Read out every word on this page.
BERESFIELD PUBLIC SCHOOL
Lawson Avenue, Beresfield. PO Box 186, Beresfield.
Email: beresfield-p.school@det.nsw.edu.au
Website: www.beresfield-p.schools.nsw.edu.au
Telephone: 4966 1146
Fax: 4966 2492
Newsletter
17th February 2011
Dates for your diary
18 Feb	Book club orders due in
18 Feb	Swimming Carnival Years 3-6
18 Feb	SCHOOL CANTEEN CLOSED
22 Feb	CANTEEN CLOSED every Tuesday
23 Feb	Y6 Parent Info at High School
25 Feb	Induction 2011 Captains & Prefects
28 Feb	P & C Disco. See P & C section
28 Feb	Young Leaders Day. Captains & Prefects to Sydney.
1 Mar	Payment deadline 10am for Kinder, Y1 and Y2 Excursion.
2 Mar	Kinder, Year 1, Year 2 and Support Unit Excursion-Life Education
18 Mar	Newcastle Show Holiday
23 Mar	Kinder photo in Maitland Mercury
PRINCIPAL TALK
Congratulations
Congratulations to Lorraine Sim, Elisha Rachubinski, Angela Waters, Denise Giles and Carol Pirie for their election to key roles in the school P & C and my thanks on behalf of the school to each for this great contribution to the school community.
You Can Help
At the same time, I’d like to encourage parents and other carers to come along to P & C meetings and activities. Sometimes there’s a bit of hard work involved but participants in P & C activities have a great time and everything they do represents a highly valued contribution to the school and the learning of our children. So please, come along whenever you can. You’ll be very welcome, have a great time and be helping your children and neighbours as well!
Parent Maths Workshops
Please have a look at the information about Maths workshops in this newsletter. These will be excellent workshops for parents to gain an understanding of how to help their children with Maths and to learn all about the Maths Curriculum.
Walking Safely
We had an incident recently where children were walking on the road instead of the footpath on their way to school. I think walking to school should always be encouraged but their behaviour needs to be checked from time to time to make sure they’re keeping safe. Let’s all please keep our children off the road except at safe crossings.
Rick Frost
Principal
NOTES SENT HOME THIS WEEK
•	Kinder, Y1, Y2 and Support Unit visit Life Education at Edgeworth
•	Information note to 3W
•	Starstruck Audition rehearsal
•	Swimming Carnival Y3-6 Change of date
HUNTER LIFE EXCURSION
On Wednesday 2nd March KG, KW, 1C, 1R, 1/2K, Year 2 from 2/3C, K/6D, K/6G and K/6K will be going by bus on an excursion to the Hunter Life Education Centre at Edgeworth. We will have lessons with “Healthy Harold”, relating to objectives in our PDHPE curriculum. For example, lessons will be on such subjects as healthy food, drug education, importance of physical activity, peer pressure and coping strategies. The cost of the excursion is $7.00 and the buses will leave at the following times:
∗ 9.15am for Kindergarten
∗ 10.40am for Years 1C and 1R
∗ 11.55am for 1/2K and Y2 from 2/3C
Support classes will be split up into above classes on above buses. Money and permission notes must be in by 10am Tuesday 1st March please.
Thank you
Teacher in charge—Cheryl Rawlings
=-=-=
# STATED EXERCISE:
Go through the listing above and restate it word for word.

# EXERCISE OUTPUT:
Read out every word on this page.
BERESFIELD PUBLIC SCHOOL
Lawson Avenue, Beresfield. PO Box 186, Beresfield.
Email: beresfield-p.school@det.nsw.edu.au
Website: www.beresfield-p.schools.nsw.edu.au
Telephone: 4966 1146
Fax: 4966 2492
Newsletter
17th February 2011
Dates for your diary
18 Feb	Book club orders due in
18 Feb	Swimming Carnival Years 3-6
18 Feb	SCHOOL CANTEEN CLOSED
22 Feb	CANTEEN CLOSED every Tuesday
23 Feb	Y6 Parent Info at High School
25 Feb	Induction 2011 Captains & Prefects
28 Feb	P & C Disco. See P & C section
28 Feb	Young Leaders Day. Captains & Prefects to Sydney.
1 Mar	Payment deadline 10am for Kinder, Y1 and Y2 Excursion.
2 Mar	Kinder, Year 1, Year 2 and Support Unit Excursion-Life Education
18 Mar	Newcastle Show Holiday
23 Mar	Kinder photo in Maitland Mercury
PRINCIPAL TALK
Congratulations
Congratulations to Lorraine Sim, Elisha Rachubinski, Angela Waters, Denise Giles and Carol Pirie for their election to key roles in the school P & C and my thanks on behalf of the school to each for this great contribution to the school community.
You Can Help
At the same time, I’d like to encourage parents and other carers to come along to P & C meetings and activities. Sometimes there’s a bit of hard work involved but participants in P & C activities have a great time and everything they do represents a highly valued contribution to the school and the learning of our children. So please, come along whenever you can. You’ll be very welcome, have a great time and be helping your children and neighbours as well!
Parent Maths Workshops
Please have a look at the information about Maths workshops in this newsletter. These will be excellent workshops for parents to gain an understanding of how to help their children with Maths and to learn all about the Maths Curriculum.
Walking Safely
We had an incident recently where children were walking on the road instead of the footpath on their way to school. I think walking to school should always be encouraged but their behaviour needs to be checked from time to time to make sure they’re keeping safe. Let’s all please keep our children off the road except at safe crossings.
Rick Frost
Principal
NOTES SENT HOME THIS WEEK
•	Kinder, Y1, Y2 and Support Unit visit Life Education at Edgeworth
•	Information note to 3W
•	Starstruck Audition rehearsal
•	Swimming Carnival Y3-6 Change of date
HUNTER LIFE EXCURSION
On Wednesday 2nd March KG, KW, 1C, 1R, 1/2K, Year 2 from 2/3C, K/6D, K/6G and K/6K will be going by bus on an excursion to the Hunter Life Education Centre at Edgeworth. We will have lessons with “Healthy Harold”, relating to objectives in our PDHPE curriculum. For example, lessons will be on such subjects as healthy food, drug education, importance of physical activity, peer pressure and coping strategies. The cost of the excursion is $7.00 and the buses will leave at the following times:
∗ 9.15am for Kindergarten
∗ 10.40am for Years 1C and 1R
∗ 11.55am for 1/2K and Y2 from 2/3C
Support classes will be split up into above classes on above buses. Money and permission notes must be in by 10am Tuesday 1st March please.
Thank you
Teacher in charge—Cheryl Rawlings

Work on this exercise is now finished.